Listed records:
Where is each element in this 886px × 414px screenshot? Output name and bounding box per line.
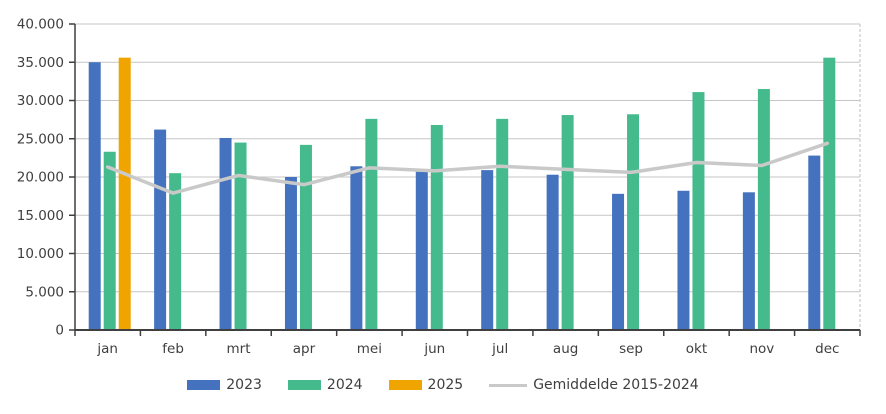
x-tick-label: sep [619, 341, 643, 357]
y-tick-label: 25.000 [17, 131, 64, 147]
bar-2023-mei [350, 166, 363, 330]
x-tick-label: dec [815, 341, 839, 357]
bar-2024-jun [430, 124, 443, 330]
legend-label-2024: 2024 [326, 377, 363, 393]
bar-2023-feb [154, 129, 167, 330]
bar-2023-nov [742, 192, 755, 330]
bar-2023-sep [612, 193, 625, 330]
x-tick-label: jul [491, 341, 508, 357]
y-tick-label: 5.000 [25, 284, 64, 300]
legend-item-2023: 2023 [187, 377, 262, 393]
bar-2023-jun [415, 171, 428, 330]
bar-2023-apr [284, 177, 297, 330]
bar-2024-nov [757, 89, 770, 331]
bar-2024-okt [692, 92, 705, 331]
bar-2023-jul [481, 170, 494, 330]
legend-swatch-2024 [287, 380, 321, 390]
bar-2024-sep [627, 114, 640, 331]
legend-label-2023: 2023 [226, 377, 262, 393]
y-tick-label: 0 [55, 323, 64, 339]
bar-chart-svg: 0 5.000 10.000 15.000 20.000 25.000 30.000 35.0… [17, 17, 861, 357]
x-tick-label: okt [686, 341, 707, 357]
bar-2024-dec [823, 57, 836, 330]
y-tick-label: 15.000 [17, 208, 64, 224]
legend-label-2025: 2025 [427, 377, 464, 393]
bar-2024-aug [561, 115, 574, 330]
y-tick-label: 30.000 [17, 93, 64, 109]
x-tick-label: jun [423, 341, 445, 357]
bar-2023-aug [546, 174, 559, 330]
bar-2024-jan [103, 151, 116, 330]
bar-2023-mrt [219, 137, 232, 330]
x-tick-label: jan [96, 341, 118, 357]
legend: 2023 2024 2025 Gemiddelde 2015-2024 [0, 377, 886, 393]
bar-2023-okt [677, 190, 690, 330]
bar-2023-dec [808, 155, 821, 330]
x-tick-label: mei [357, 341, 382, 357]
legend-item-Gemiddelde 2015-2024: Gemiddelde 2015-2024 [489, 377, 699, 393]
bar-2024-mei [365, 118, 378, 330]
bar-2024-apr [299, 144, 312, 330]
legend-line-marker-Gemiddelde 2015-2024 [489, 383, 528, 387]
bar-2025-jan [118, 57, 131, 330]
legend-item-2025: 2025 [388, 377, 464, 393]
average-line [105, 141, 830, 195]
legend-swatch-2023 [187, 380, 221, 390]
bar-2023-jan [88, 62, 101, 330]
bar-2024-feb [169, 173, 182, 330]
y-tick-label: 10.000 [17, 246, 64, 262]
y-tick-label: 20.000 [17, 170, 64, 186]
legend-label-Gemiddelde 2015-2024: Gemiddelde 2015-2024 [533, 377, 699, 393]
legend-swatch-2025 [388, 380, 422, 390]
bar-2024-mrt [234, 142, 247, 330]
x-tick-label: nov [749, 341, 774, 357]
x-tick-label: feb [162, 341, 184, 357]
y-tick-label: 40.000 [17, 17, 64, 33]
y-tick-label: 35.000 [17, 55, 64, 71]
x-tick-label: aug [553, 341, 578, 357]
legend-item-2024: 2024 [287, 377, 363, 393]
x-tick-label: mrt [227, 341, 251, 357]
x-tick-label: apr [293, 341, 316, 357]
bar-2024-jul [496, 118, 509, 330]
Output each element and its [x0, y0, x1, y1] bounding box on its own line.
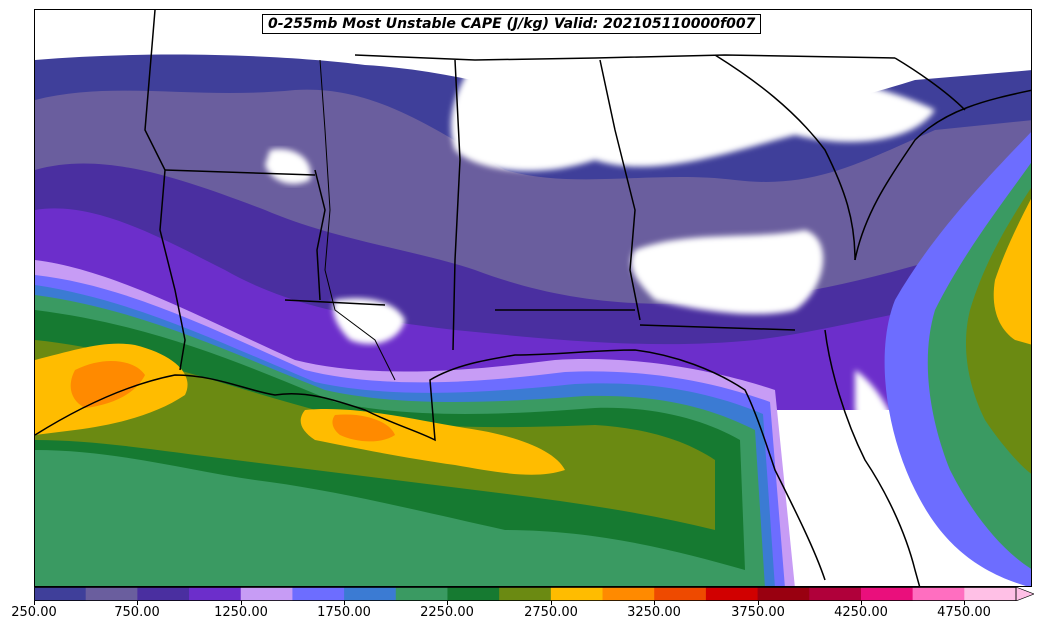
colorbar-segment [964, 587, 1017, 601]
colorbar-segment [447, 587, 500, 601]
no-data-area-ar [265, 149, 311, 185]
cape-field-map [35, 10, 1031, 586]
cape-3000-region [70, 360, 396, 442]
colorbar-tick-label: 4750.00 [937, 605, 991, 620]
border-arkansas-mississippi [314, 169, 326, 301]
colorbar-outline [34, 587, 1017, 601]
colorbar-segment [705, 587, 759, 601]
no-data-area-south-ga [631, 230, 824, 315]
colorbar-extend-arrow [1015, 587, 1034, 601]
border-texas-arkansas [144, 10, 186, 371]
colorbar-segment [240, 587, 293, 601]
river-mississippi [319, 59, 396, 381]
colorbar-tick [137, 601, 138, 605]
coastline-florida-east [824, 329, 921, 586]
colorbar-segment [344, 587, 397, 601]
border-nc-sc [894, 57, 966, 111]
map-title: 0-255mb Most Unstable CAPE (J/kg) Valid:… [262, 14, 762, 34]
colorbar-segment [395, 587, 448, 601]
colorbar-tick-label: 3250.00 [627, 605, 681, 620]
colorbar-tick-label: 250.00 [11, 605, 57, 620]
colorbar-tick-label: 1250.00 [214, 605, 268, 620]
colorbar-tick [758, 601, 759, 605]
colorbar-tick [344, 601, 345, 605]
colorbar-segment [34, 587, 87, 601]
border-alabama-georgia [599, 59, 641, 321]
colorbar-segment [499, 587, 552, 601]
no-data-area-ms [333, 298, 405, 344]
no-data-area-florida [855, 370, 916, 523]
colorbar-segment [292, 587, 345, 601]
colorbar [34, 587, 1034, 601]
colorbar-tick [241, 601, 242, 605]
colorbar-segment [654, 587, 707, 601]
coastline-atlantic [854, 89, 1031, 261]
colorbar-tick [861, 601, 862, 605]
colorbar-tick-label: 4250.00 [834, 605, 888, 620]
colorbar-tick [551, 601, 552, 605]
colorbar-segment [189, 587, 242, 601]
colorbar-tick [654, 601, 655, 605]
colorbar-segment [550, 587, 604, 601]
colorbar-segment [757, 587, 810, 601]
colorbar-tick-label: 2750.00 [524, 605, 578, 620]
colorbar-segment [85, 587, 138, 601]
map-panel [34, 9, 1032, 587]
colorbar-tick [34, 601, 35, 605]
no-data-area-north [451, 59, 935, 171]
colorbar-tick [964, 601, 965, 605]
cape-atlantic-plume-peak [993, 198, 1031, 345]
colorbar-tick-label: 750.00 [114, 605, 160, 620]
colorbar-segment [912, 587, 965, 601]
coastline-gulf [35, 349, 826, 581]
colorbar-segment [860, 587, 914, 601]
border-mississippi-alabama [452, 59, 461, 351]
border-georgia-carolinas [714, 54, 856, 261]
border-la-ms [284, 299, 386, 306]
colorbar-tick-label: 3750.00 [731, 605, 785, 620]
state-borders [35, 10, 1031, 586]
border-tennessee [354, 54, 896, 61]
border-arkansas-louisiana [164, 169, 316, 176]
colorbar-segment [809, 587, 862, 601]
colorbar-tick-label: 1750.00 [317, 605, 371, 620]
border-ga-fl [639, 324, 796, 331]
colorbar-tick [447, 601, 448, 605]
colorbar-segment [602, 587, 655, 601]
colorbar-segment [137, 587, 190, 601]
colorbar-tick-label: 2250.00 [420, 605, 474, 620]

What to work on: List each line of the records above that contains the string "swatch", copying every such line in full. Matching is case-sensitive.

Problem solution:
legend-swatch-2024 [287, 380, 321, 390]
legend-swatch-2023 [187, 380, 221, 390]
legend-swatch-2025 [388, 380, 422, 390]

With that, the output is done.